[Collected data entries]
'''

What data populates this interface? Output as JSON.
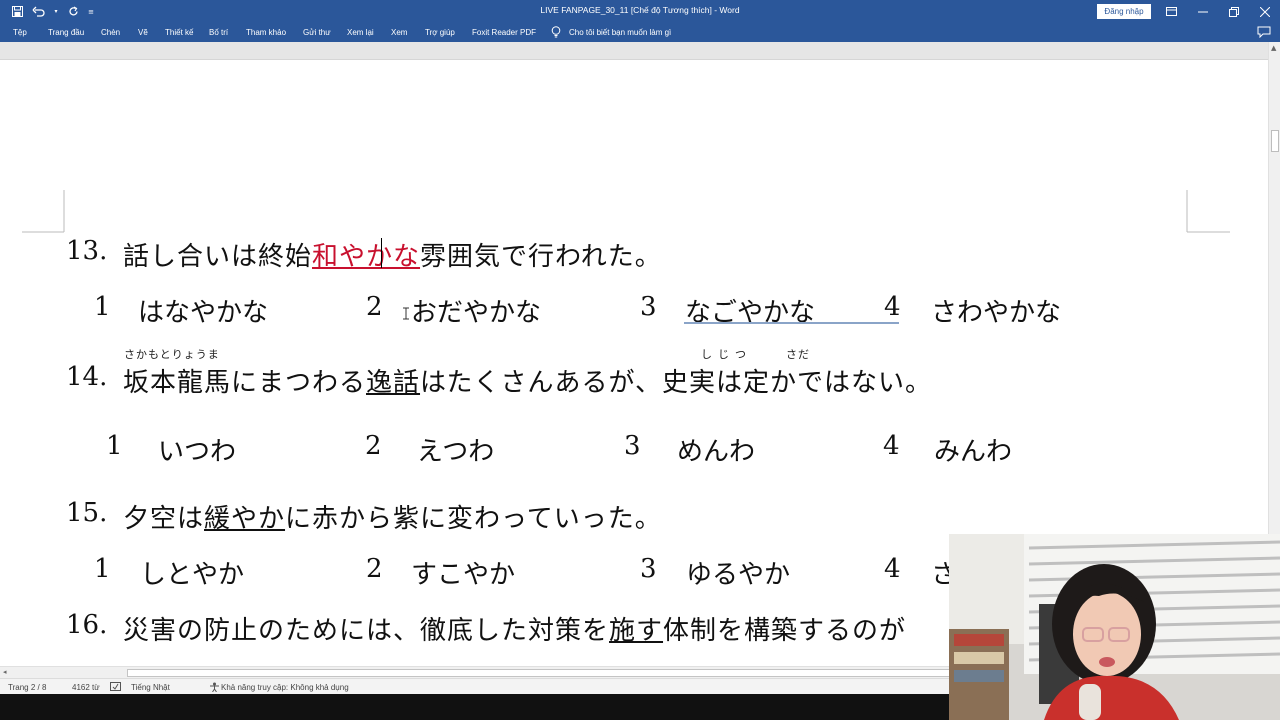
{
  "window": {
    "title": "LIVE FANPAGE_30_11 [Chế độ Tương thích]  -  Word",
    "signin_label": "Đăng nhập"
  },
  "ribbon": {
    "tabs": [
      "Tệp",
      "Trang đầu",
      "Chèn",
      "Vẽ",
      "Thiết kế",
      "Bố trí",
      "Tham khảo",
      "Gửi thư",
      "Xem lại",
      "Xem",
      "Trợ giúp",
      "Foxit Reader PDF"
    ],
    "tell_me": "Cho tôi biết bạn muốn làm gì"
  },
  "document": {
    "questions": [
      {
        "number": "13.",
        "before": "話し合いは終始",
        "target": "和やかな",
        "after": "雰囲気で行われた。",
        "options": [
          {
            "num": "1",
            "text": "はなやかな"
          },
          {
            "num": "2",
            "text": "おだやかな"
          },
          {
            "num": "3",
            "text": "なごやかな"
          },
          {
            "num": "4",
            "text": "さわやかな"
          }
        ]
      },
      {
        "number": "14.",
        "furigana_1": "さかもとりょうま",
        "furigana_2": "しじつ",
        "furigana_3": "さだ",
        "part_a": "坂本龍馬にまつわる",
        "target": "逸話",
        "part_b": "はたくさんあるが、",
        "part_c": "史実は",
        "part_d": "定",
        "part_e": "かではない。",
        "options": [
          {
            "num": "1",
            "text": "いつわ"
          },
          {
            "num": "2",
            "text": "えつわ"
          },
          {
            "num": "3",
            "text": "めんわ"
          },
          {
            "num": "4",
            "text": "みんわ"
          }
        ]
      },
      {
        "number": "15.",
        "before": "夕空は",
        "target": "緩やか",
        "after": "に赤から紫に変わっていった。",
        "options": [
          {
            "num": "1",
            "text": "しとやか"
          },
          {
            "num": "2",
            "text": "すこやか"
          },
          {
            "num": "3",
            "text": "ゆるやか"
          },
          {
            "num": "4",
            "text": "さ"
          }
        ]
      },
      {
        "number": "16.",
        "before": "災害の防止のためには、徹底した対策を",
        "target": "施す",
        "after": "体制を構築するのが"
      }
    ]
  },
  "statusbar": {
    "page": "Trang 2 / 8",
    "words": "4162 từ",
    "language": "Tiếng Nhật",
    "accessibility": "Khả năng truy cập: Không khả dụng"
  },
  "colors": {
    "word_blue": "#2b579a",
    "highlight_red": "#c8102e"
  }
}
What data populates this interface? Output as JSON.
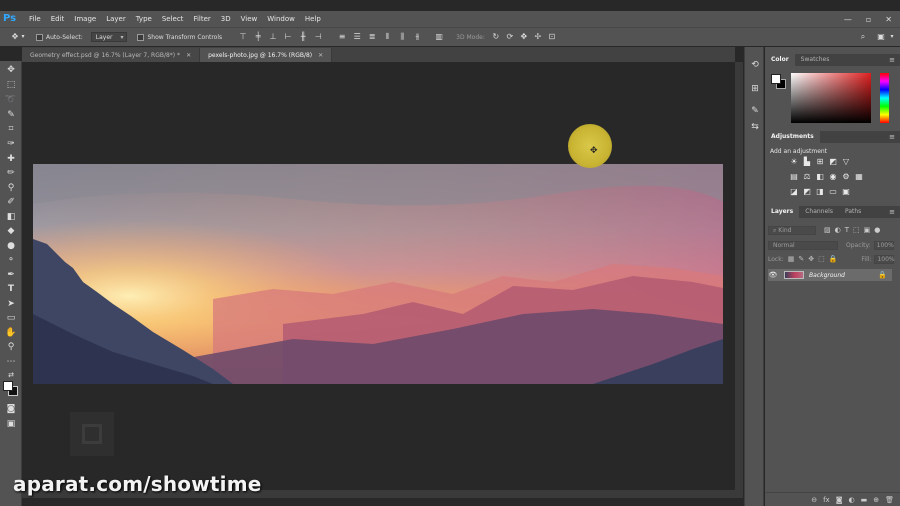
{
  "menu": {
    "logo": "Ps",
    "items": [
      "File",
      "Edit",
      "Image",
      "Layer",
      "Type",
      "Select",
      "Filter",
      "3D",
      "View",
      "Window",
      "Help"
    ],
    "window_controls": [
      "—",
      "▫",
      "✕"
    ]
  },
  "options": {
    "auto_select_label": "Auto-Select:",
    "auto_select_value": "Layer",
    "transform_label": "Show Transform Controls",
    "mode_3d_label": "3D Mode:"
  },
  "tabs": [
    {
      "label": "Geometry effect.psd @ 16.7% (Layer 7, RGB/8*) *",
      "close": "✕",
      "active": false
    },
    {
      "label": "pexels-photo.jpg @ 16.7% (RGB/8)",
      "close": "✕",
      "active": true
    }
  ],
  "panels": {
    "color": {
      "tabs": [
        "Color",
        "Swatches"
      ],
      "menu": "≡"
    },
    "adjustments": {
      "tabs": [
        "Adjustments"
      ],
      "title": "Add an adjustment",
      "menu": "≡"
    },
    "layers": {
      "tabs": [
        "Layers",
        "Channels",
        "Paths"
      ],
      "menu": "≡",
      "kind_label": "Kind",
      "blend_mode": "Normal",
      "opacity_label": "Opacity:",
      "opacity_value": "100%",
      "lock_label": "Lock:",
      "fill_label": "Fill:",
      "fill_value": "100%",
      "layer_name": "Background"
    }
  },
  "watermark": "aparat.com/showtime",
  "colors": {
    "accent": "#31a8ff",
    "chrome": "#535353",
    "canvas": "#282828"
  }
}
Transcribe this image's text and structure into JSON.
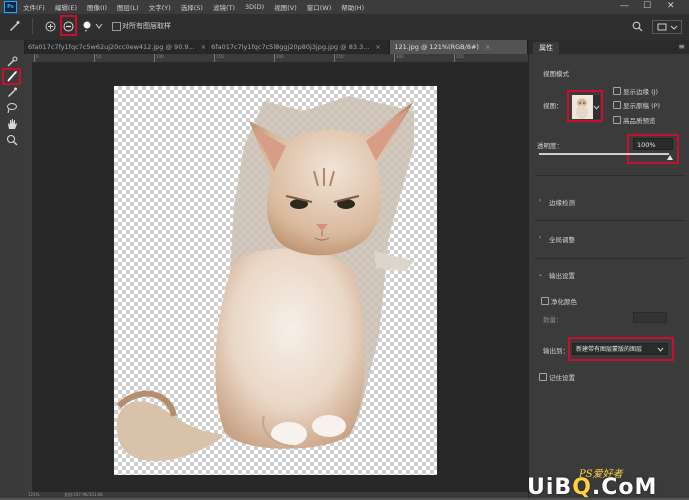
{
  "menu": {
    "logo": "Ps",
    "items": [
      "文件(F)",
      "编辑(E)",
      "图像(I)",
      "图层(L)",
      "文字(Y)",
      "选择(S)",
      "滤镜(T)",
      "3D(D)",
      "视图(V)",
      "窗口(W)",
      "帮助(H)"
    ]
  },
  "window_controls": {
    "minimize": "—",
    "maximize": "☐",
    "close": "✕"
  },
  "options_bar": {
    "sample_all_layers_label": "对所有图层取样",
    "sample_all_layers_checked": false
  },
  "tabs": [
    {
      "label": "6fa017c7fy1fqc7c5w62uj20cc0ew412.jpg @ 90.9...",
      "close": "×"
    },
    {
      "label": "6fa017c7ly1fqc7c5l8ggj20p80j3jpg.jpg @ 83.3...",
      "close": "×"
    },
    {
      "label": "121.jpg @ 121%(RGB/8#)",
      "close": "×"
    }
  ],
  "rulers": {
    "top_labels": [
      "0",
      "50",
      "100",
      "150",
      "200",
      "250",
      "300",
      "350"
    ]
  },
  "status_bar": {
    "zoom": "121%",
    "doc": "文档:197.9K/351.6K"
  },
  "properties_panel": {
    "tab": "属性",
    "view_mode_heading": "视图模式",
    "view_label": "视图：",
    "show_edge": "显示边缘 (J)",
    "show_original": "显示原稿 (P)",
    "high_quality_preview": "高品质预览",
    "opacity_label": "透明度：",
    "opacity_value": "100%",
    "opacity_fraction": 1.0,
    "edge_detection": "边缘检测",
    "global_refinements": "全局调整",
    "output_settings": "输出设置",
    "decontaminate_colors": "净化颜色",
    "amount_label": "数量：",
    "output_to_label": "输出到：",
    "output_to_value": "新建带有图层蒙版的图层",
    "remember_settings": "记住设置"
  },
  "watermark": {
    "line1": "PS爱好者",
    "line2_a": "UiB",
    "line2_b": "Q",
    "line2_c": ".CoM"
  },
  "colors": {
    "highlight": "#c8102e",
    "panel_bg": "#3b3b3b",
    "canvas_bg": "#282828"
  }
}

'''

TASK TO CARRY OUT:
Every line of the material is to be quoted exactly, with no pictures carried over.

OUTPUT:
What data populates this interface? Output as JSON.
{
  "window": {
    "title": "LIVE FANPAGE_30_11 [Chế độ Tương thích]  -  Word",
    "signin_label": "Đăng nhập"
  },
  "ribbon": {
    "tabs": [
      "Tệp",
      "Trang đầu",
      "Chèn",
      "Vẽ",
      "Thiết kế",
      "Bố trí",
      "Tham khảo",
      "Gửi thư",
      "Xem lại",
      "Xem",
      "Trợ giúp",
      "Foxit Reader PDF"
    ],
    "tell_me": "Cho tôi biết bạn muốn làm gì"
  },
  "document": {
    "questions": [
      {
        "number": "13.",
        "before": "話し合いは終始",
        "target": "和やかな",
        "after": "雰囲気で行われた。",
        "options": [
          {
            "num": "1",
            "text": "はなやかな"
          },
          {
            "num": "2",
            "text": "おだやかな"
          },
          {
            "num": "3",
            "text": "なごやかな"
          },
          {
            "num": "4",
            "text": "さわやかな"
          }
        ]
      },
      {
        "number": "14.",
        "furigana_1": "さかもとりょうま",
        "furigana_2": "しじつ",
        "furigana_3": "さだ",
        "part_a": "坂本龍馬にまつわる",
        "target": "逸話",
        "part_b": "はたくさんあるが、",
        "part_c": "史実は",
        "part_d": "定",
        "part_e": "かではない。",
        "options": [
          {
            "num": "1",
            "text": "いつわ"
          },
          {
            "num": "2",
            "text": "えつわ"
          },
          {
            "num": "3",
            "text": "めんわ"
          },
          {
            "num": "4",
            "text": "みんわ"
          }
        ]
      },
      {
        "number": "15.",
        "before": "夕空は",
        "target": "緩やか",
        "after": "に赤から紫に変わっていった。",
        "options": [
          {
            "num": "1",
            "text": "しとやか"
          },
          {
            "num": "2",
            "text": "すこやか"
          },
          {
            "num": "3",
            "text": "ゆるやか"
          },
          {
            "num": "4",
            "text": "さ"
          }
        ]
      },
      {
        "number": "16.",
        "before": "災害の防止のためには、徹底した対策を",
        "target": "施す",
        "after": "体制を構築するのが"
      }
    ]
  },
  "statusbar": {
    "page": "Trang 2 / 8",
    "words": "4162 từ",
    "language": "Tiếng Nhật",
    "accessibility": "Khả năng truy cập: Không khả dụng"
  },
  "colors": {
    "word_blue": "#2b579a",
    "highlight_red": "#c8102e"
  }
}
What data populates this interface? Output as JSON.
{
  "menu": {
    "logo": "Ps",
    "items": [
      "File",
      "Edit",
      "Image",
      "Layer",
      "Type",
      "Select",
      "Filter",
      "3D",
      "View",
      "Window",
      "Help"
    ],
    "window_controls": [
      "—",
      "▫",
      "✕"
    ]
  },
  "options": {
    "auto_select_label": "Auto-Select:",
    "auto_select_value": "Layer",
    "transform_label": "Show Transform Controls",
    "mode_3d_label": "3D Mode:"
  },
  "tabs": [
    {
      "label": "Geometry effect.psd @ 16.7% (Layer 7, RGB/8*) *",
      "close": "✕",
      "active": false
    },
    {
      "label": "pexels-photo.jpg @ 16.7% (RGB/8)",
      "close": "✕",
      "active": true
    }
  ],
  "panels": {
    "color": {
      "tabs": [
        "Color",
        "Swatches"
      ],
      "menu": "≡"
    },
    "adjustments": {
      "tabs": [
        "Adjustments"
      ],
      "title": "Add an adjustment",
      "menu": "≡"
    },
    "layers": {
      "tabs": [
        "Layers",
        "Channels",
        "Paths"
      ],
      "menu": "≡",
      "kind_label": "Kind",
      "blend_mode": "Normal",
      "opacity_label": "Opacity:",
      "opacity_value": "100%",
      "lock_label": "Lock:",
      "fill_label": "Fill:",
      "fill_value": "100%",
      "layer_name": "Background"
    }
  },
  "watermark": "aparat.com/showtime",
  "colors": {
    "accent": "#31a8ff",
    "chrome": "#535353",
    "canvas": "#282828"
  }
}
Transcribe this image's text and structure into JSON.
{
  "menu": {
    "logo": "Ps",
    "items": [
      "文件(F)",
      "编辑(E)",
      "图像(I)",
      "图层(L)",
      "文字(Y)",
      "选择(S)",
      "滤镜(T)",
      "3D(D)",
      "视图(V)",
      "窗口(W)",
      "帮助(H)"
    ]
  },
  "window_controls": {
    "minimize": "—",
    "maximize": "☐",
    "close": "✕"
  },
  "options_bar": {
    "sample_all_layers_label": "对所有图层取样",
    "sample_all_layers_checked": false
  },
  "tabs": [
    {
      "label": "6fa017c7fy1fqc7c5w62uj20cc0ew412.jpg @ 90.9...",
      "close": "×"
    },
    {
      "label": "6fa017c7ly1fqc7c5l8ggj20p80j3jpg.jpg @ 83.3...",
      "close": "×"
    },
    {
      "label": "121.jpg @ 121%(RGB/8#)",
      "close": "×"
    }
  ],
  "rulers": {
    "top_labels": [
      "0",
      "50",
      "100",
      "150",
      "200",
      "250",
      "300",
      "350"
    ]
  },
  "status_bar": {
    "zoom": "121%",
    "doc": "文档:197.9K/351.6K"
  },
  "properties_panel": {
    "tab": "属性",
    "view_mode_heading": "视图模式",
    "view_label": "视图：",
    "show_edge": "显示边缘 (J)",
    "show_original": "显示原稿 (P)",
    "high_quality_preview": "高品质预览",
    "opacity_label": "透明度：",
    "opacity_value": "100%",
    "opacity_fraction": 1.0,
    "edge_detection": "边缘检测",
    "global_refinements": "全局调整",
    "output_settings": "输出设置",
    "decontaminate_colors": "净化颜色",
    "amount_label": "数量：",
    "output_to_label": "输出到：",
    "output_to_value": "新建带有图层蒙版的图层",
    "remember_settings": "记住设置"
  },
  "watermark": {
    "line1": "PS爱好者",
    "line2_a": "UiB",
    "line2_b": "Q",
    "line2_c": ".CoM"
  },
  "colors": {
    "highlight": "#c8102e",
    "panel_bg": "#3b3b3b",
    "canvas_bg": "#282828"
  }
}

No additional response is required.